--- begin ---

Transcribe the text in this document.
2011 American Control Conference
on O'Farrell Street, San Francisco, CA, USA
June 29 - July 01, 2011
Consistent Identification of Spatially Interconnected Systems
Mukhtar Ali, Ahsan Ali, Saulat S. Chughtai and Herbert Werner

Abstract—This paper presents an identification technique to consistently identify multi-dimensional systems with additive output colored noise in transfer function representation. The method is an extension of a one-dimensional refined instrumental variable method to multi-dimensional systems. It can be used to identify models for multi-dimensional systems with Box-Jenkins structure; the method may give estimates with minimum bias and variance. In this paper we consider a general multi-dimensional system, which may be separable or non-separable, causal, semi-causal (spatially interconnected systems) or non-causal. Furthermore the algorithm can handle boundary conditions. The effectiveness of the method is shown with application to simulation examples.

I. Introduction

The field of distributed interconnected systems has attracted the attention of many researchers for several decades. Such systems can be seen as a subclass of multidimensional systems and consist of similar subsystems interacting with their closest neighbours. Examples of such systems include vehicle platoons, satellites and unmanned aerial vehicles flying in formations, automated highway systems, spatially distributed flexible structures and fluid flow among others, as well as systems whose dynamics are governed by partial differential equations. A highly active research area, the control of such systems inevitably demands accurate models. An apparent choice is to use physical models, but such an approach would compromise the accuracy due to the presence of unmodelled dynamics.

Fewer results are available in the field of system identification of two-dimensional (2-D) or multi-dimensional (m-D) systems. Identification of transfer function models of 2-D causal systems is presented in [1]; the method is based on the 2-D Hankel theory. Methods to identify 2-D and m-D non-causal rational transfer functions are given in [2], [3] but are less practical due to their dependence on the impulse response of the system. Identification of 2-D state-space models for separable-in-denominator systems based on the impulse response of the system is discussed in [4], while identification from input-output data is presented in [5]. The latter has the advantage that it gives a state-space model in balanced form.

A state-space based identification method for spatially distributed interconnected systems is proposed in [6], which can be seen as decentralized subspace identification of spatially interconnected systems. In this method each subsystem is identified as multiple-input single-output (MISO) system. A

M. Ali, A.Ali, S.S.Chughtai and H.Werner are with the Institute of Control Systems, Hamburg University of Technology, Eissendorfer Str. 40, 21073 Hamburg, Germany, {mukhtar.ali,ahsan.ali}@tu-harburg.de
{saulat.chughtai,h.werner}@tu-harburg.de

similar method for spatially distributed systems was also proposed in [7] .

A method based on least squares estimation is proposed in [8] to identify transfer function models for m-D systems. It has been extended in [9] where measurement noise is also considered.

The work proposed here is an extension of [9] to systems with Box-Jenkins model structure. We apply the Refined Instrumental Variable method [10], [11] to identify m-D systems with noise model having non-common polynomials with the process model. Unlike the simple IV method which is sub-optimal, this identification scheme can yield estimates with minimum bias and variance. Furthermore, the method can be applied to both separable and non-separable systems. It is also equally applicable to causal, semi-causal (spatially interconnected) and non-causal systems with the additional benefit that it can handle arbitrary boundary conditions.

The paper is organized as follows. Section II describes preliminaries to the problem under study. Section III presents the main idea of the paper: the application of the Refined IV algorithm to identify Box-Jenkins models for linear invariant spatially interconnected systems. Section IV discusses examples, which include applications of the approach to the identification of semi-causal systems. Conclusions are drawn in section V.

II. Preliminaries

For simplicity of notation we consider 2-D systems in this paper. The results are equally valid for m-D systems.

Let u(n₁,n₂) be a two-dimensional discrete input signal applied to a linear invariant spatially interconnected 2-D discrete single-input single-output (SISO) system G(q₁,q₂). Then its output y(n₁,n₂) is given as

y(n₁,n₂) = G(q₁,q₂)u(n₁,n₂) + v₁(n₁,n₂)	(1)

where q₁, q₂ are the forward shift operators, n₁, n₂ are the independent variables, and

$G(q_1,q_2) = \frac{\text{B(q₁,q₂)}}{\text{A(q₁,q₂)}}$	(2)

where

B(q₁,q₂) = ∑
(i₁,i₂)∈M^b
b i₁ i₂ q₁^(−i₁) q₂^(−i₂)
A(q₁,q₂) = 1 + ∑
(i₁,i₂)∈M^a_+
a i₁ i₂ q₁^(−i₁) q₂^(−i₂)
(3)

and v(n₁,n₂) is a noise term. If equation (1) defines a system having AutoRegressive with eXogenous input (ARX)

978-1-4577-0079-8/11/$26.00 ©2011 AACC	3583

--- end ---

## DIRECTIONS FOR THIS TASK
List all lines in the material containing the string "conditions".

## ANSWER TO THIS TASK
Abstract—This paper presents an identification technique to consistently identify multi-dimensional systems with additive output colored noise in transfer function representation. The method is an extension of a one-dimensional refined instrumental variable method to multi-dimensional systems. It can be used to identify models for multi-dimensional systems with Box-Jenkins structure; the method may give estimates with minimum bias and variance. In this paper we consider a general multi-dimensional system, which may be separable or non-separable, causal, semi-causal (spatially interconnected systems) or non-causal. Furthermore the algorithm can handle boundary conditions. The effectiveness of the method is shown with application to simulation examples.
The work proposed here is an extension of [9] to systems with Box-Jenkins model structure. We apply the Refined Instrumental Variable method [10], [11] to identify m-D systems with noise model having non-common polynomials with the process model. Unlike the simple IV method which is sub-optimal, this identification scheme can yield estimates with minimum bias and variance. Furthermore, the method can be applied to both separable and non-separable systems. It is also equally applicable to causal, semi-causal (spatially interconnected) and non-causal systems with the additional benefit that it can handle arbitrary boundary conditions.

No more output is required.